● Stated task 1:
According to the excerpt on Melville and popular novels, which character in The False Heir is sent to the galleys?

● Excerpt to read:
★ ★ ★
In January 1852, a "Captain of U. S. Dragoons" criticizes The False Heir by G. P. R. James, then Herman Melville's Berkshire neighbor:
The hero is a lad of seventeen; old enough to fall in love, and but little else. St. Medard is a mere abstraction, De Langy a cipher, Artonne a riddle, Monsieur L. a man in a mask who puts himself in the way sufficiently to give some interesting trouble and help out the plot. In the most commonplace manner, he has thrown the hero and favorite characters into difficulties for the transparent object of a final triumph; he disinherits the hero, shipwrecks his best friend, St. Medard; confines Artonne in prison for murder, and last, not least, sends his best-drawn character, Marois, to the galleys!"
Scenes Beyond the Western Border, Southern Literary Messenger 18 (January 1852): 49; and Scenes and Adventures in the Army.

In Pierre (1852), Melville likewise faults popular novels for too-tidy conclusions:
Like all youths, Pierre had conned his novel-lessons; had read more novels than most persons of his years; but their false, inverted attempts at systematizing eternally unsystemizable elements; their audacious, intermeddling impotency, in trying to unravel, and spread out, and classify, the more thin than gossamer threads which make up the complex web of life; these things over Pierre had no power now. Straight through their helpless miserableness he pierced; the one sensational truth in him, transfixed like beetles all the speculative lies in them. He saw that human life doth truly come from that, which all men are agreed to call by the name of God; and that it partakes of the unravelable inscrutableness of God. By infallible presentiment he saw, that not always doth life's beginning gloom conclude in gladness; that wedding-bells peal not ever in the last scene of life's fifth act; that while the countless tribes of common novels laboriously spin vails of mystery, only to complacently clear them up at last; and while the countless tribe of common dramas do but repeat the same; yet the profounder emanations of the human mind, intended to illustrate all that can be humanly known of human life; these never unravel their own intricacies, and have no proper endings; but in imperfect, unanticipated, and disappointing sequels (as mutilated stumps), hurry to abrupt intermergings with the eternal tides of time and fate.  --Pierre; Or, The Ambiguities

Sunday, June 10, 2012

welcome as

* * Blessed IDEAL! rosy realm! Welcome resort of sad and weary souls! welcome, as to the fainting and lost way-farer, struggling with darkness and perils, the rising sun revealing prospects of relief and enjoyment! 
("Scenes Beyond the Western Border," Southern Literary Messenger 17, December 1851)
 Revised in the 1857 book version, as follows:
* * Blessed IDEAL! rosy realm! Welcome resort of sad and weary souls! welcome, as to the fainting, lost wayfarer, struggling in darkness, the rising sun.
Scenes and Adventures in the Army

 "....welcome as wine and olives after dinner."  (The Confidence-Man)
★ ★ ★
● Stated task 2:
Convert the portion of the entries that runs from their beginning through the line containing "annotation-molecular-subscript: 2 bbox=[541, 379, 554, 403]" into a Markdown table with the columns "Row" and "Line," omitting any blank lines.
★ ★ ★
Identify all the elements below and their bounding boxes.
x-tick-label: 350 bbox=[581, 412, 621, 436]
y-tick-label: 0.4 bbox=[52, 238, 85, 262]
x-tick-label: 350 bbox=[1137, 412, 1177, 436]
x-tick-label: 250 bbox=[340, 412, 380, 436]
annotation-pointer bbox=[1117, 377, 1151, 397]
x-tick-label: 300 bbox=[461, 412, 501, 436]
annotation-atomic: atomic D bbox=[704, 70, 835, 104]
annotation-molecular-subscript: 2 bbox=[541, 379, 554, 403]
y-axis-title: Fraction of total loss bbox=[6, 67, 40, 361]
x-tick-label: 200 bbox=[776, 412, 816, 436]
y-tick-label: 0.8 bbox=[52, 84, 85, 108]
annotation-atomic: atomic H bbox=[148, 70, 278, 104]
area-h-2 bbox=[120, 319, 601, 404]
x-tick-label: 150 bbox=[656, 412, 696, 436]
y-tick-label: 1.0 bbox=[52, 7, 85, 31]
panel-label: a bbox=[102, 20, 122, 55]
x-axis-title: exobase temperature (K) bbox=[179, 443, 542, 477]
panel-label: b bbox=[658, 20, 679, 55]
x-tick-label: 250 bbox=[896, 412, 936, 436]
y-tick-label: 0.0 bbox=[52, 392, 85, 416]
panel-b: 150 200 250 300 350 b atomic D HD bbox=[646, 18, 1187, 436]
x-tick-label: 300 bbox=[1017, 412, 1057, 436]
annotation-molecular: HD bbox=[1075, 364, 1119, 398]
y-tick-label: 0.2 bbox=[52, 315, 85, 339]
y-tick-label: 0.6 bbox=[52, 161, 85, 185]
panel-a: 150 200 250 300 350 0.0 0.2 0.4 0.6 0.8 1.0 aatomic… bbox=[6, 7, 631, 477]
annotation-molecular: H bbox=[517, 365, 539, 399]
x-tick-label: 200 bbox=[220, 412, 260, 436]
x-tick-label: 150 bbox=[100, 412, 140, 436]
★ ★ ★
● Expected output 1:
Marois

● Expected output 2:
| Row | Line |
|---|---|
| 1 | Identify all the elements below and their bounding boxes. |
| 2 | x-tick-label: 350 bbox=[581, 412, 621, 436] |
| 3 | y-tick-label: 0.4 bbox=[52, 238, 85, 262] |
| 4 | x-tick-label: 350 bbox=[1137, 412, 1177, 436] |
| 5 | x-tick-label: 250 bbox=[340, 412, 380, 436] |
| 6 | annotation-pointer bbox=[1117, 377, 1151, 397] |
| 7 | x-tick-label: 300 bbox=[461, 412, 501, 436] |
| 8 | annotation-atomic: atomic D bbox=[704, 70, 835, 104] |
| 9 | annotation-molecular-subscript: 2 bbox=[541, 379, 554, 403] |